• _Exercise objective_: In the material below, the lines containing the word "used" are required; copy each of them.

## START Extracted records

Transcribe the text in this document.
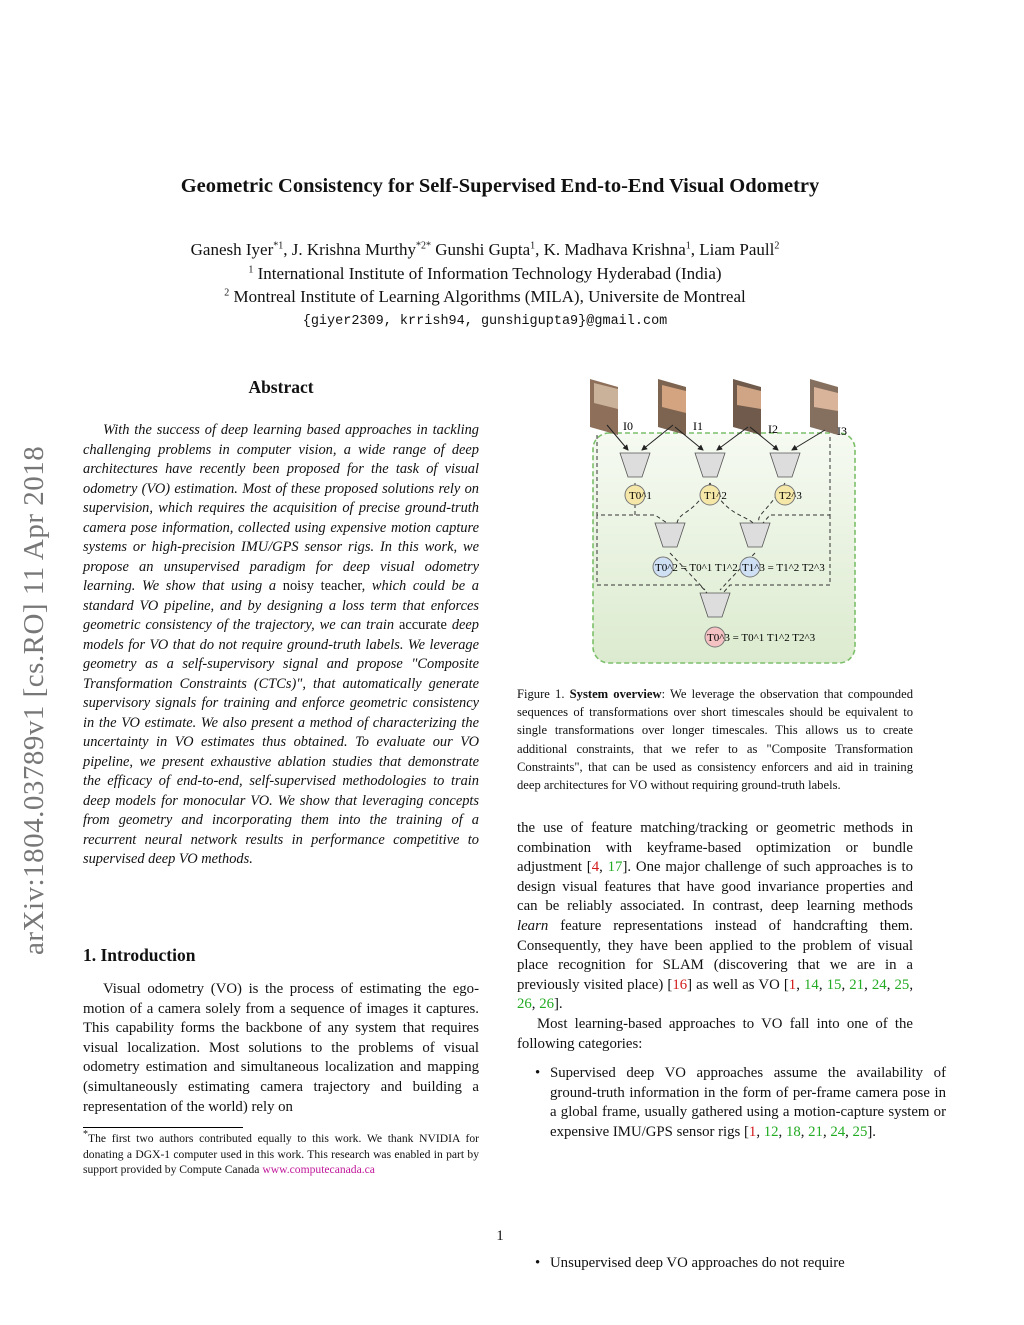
Geometric Consistency for Self-Supervised End-to-End Visual Odometry
Ganesh Iyer$^{*1}$, J. Krishna Murthy$^{*2*}$ Gunshi Gupta$^1$, K. Madhava Krishna$^1$, Liam Paull$^2$
$^1$ International Institute of Information Technology Hyderabad (India)
$^2$ Montreal Institute of Learning Algorithms (MILA), Universite de Montreal
{giyer2309, krrish94, gunshigupta9}@gmail.com
arXiv:1804.03789v1 [cs.RO] 11 Apr 2018
Abstract
With the success of deep learning based approaches in tackling challenging problems in computer vision, a wide range of deep architectures have recently been proposed for the task of visual odometry (VO) estimation. Most of these proposed solutions rely on supervision, which requires the acquisition of precise ground-truth camera pose information, collected using expensive motion capture systems or high-precision IMU/GPS sensor rigs. In this work, we propose an unsupervised paradigm for deep visual odometry learning. We show that using a noisy teacher, which could be a standard VO pipeline, and by designing a loss term that enforces geometric consistency of the trajectory, we can train accurate deep models for VO that do not require ground-truth labels. We leverage geometry as a self-supervisory signal and propose "Composite Transformation Constraints (CTCs)", that automatically generate supervisory signals for training and enforce geometric consistency in the VO estimate. We also present a method of characterizing the uncertainty in VO estimates thus obtained. To evaluate our VO pipeline, we present exhaustive ablation studies that demonstrate the efficacy of end-to-end, self-supervised methodologies to train deep models for monocular VO. We show that leveraging concepts from geometry and incorporating them into the training of a recurrent neural network results in performance competitive to supervised deep VO methods.
1. Introduction
Visual odometry (VO) is the process of estimating the ego-motion of a camera solely from a sequence of images it captures. This capability forms the backbone of any system that requires visual localization. Most solutions to the problems of visual odometry estimation and simultaneous localization and mapping (simultaneously estimating camera trajectory and building a representation of the world) rely on
*The first two authors contributed equally to this work. We thank NVIDIA for donating a DGX-1 computer used in this work. This research was enabled in part by support provided by Compute Canada www.computecanada.ca
I0	I1	I2	I3
T0^1	T1^2	T2^3
T0^2 = T0^1 T1^2 T1^3 = T1^2 T2^3
T0^3 = T0^1 T1^2 T2^3
Figure 1. System overview: We leverage the observation that compounded sequences of transformations over short timescales should be equivalent to single transformations over longer timescales. This allows us to create additional constraints, that we refer to as "Composite Transformation Constraints", that can be used as consistency enforcers and aid in training deep architectures for VO without requiring ground-truth labels.
the use of feature matching/tracking or geometric methods in combination with keyframe-based optimization or bundle adjustment [4, 17]. One major challenge of such approaches is to design visual features that have good invariance properties and can be reliably associated. In contrast, deep learning methods learn feature representations instead of handcrafting them. Consequently, they have been applied to the problem of visual place recognition for SLAM (discovering that we are in a previously visited place) [16] as well as VO [1, 14, 15, 21, 24, 25, 26, 26].
Most learning-based approaches to VO fall into one of the following categories:
• Supervised deep VO approaches assume the availability of ground-truth information in the form of per-frame camera pose in a global frame, usually gathered using a motion-capture system or expensive IMU/GPS sensor rigs [1, 12, 18, 21, 24, 25].
• Unsupervised deep VO approaches do not require
1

## END Extracted records

• _Result for this task_:
*The first two authors contributed equally to this work. We thank NVIDIA for donating a DGX-1 computer used in this work. This research was enabled in part by support provided by Compute Canada www.computecanada.ca
Figure 1. System overview: We leverage the observation that compounded sequences of transformations over short timescales should be equivalent to single transformations over longer timescales. This allows us to create additional constraints, that we refer to as "Composite Transformation Constraints", that can be used as consistency enforcers and aid in training deep architectures for VO without requiring ground-truth labels.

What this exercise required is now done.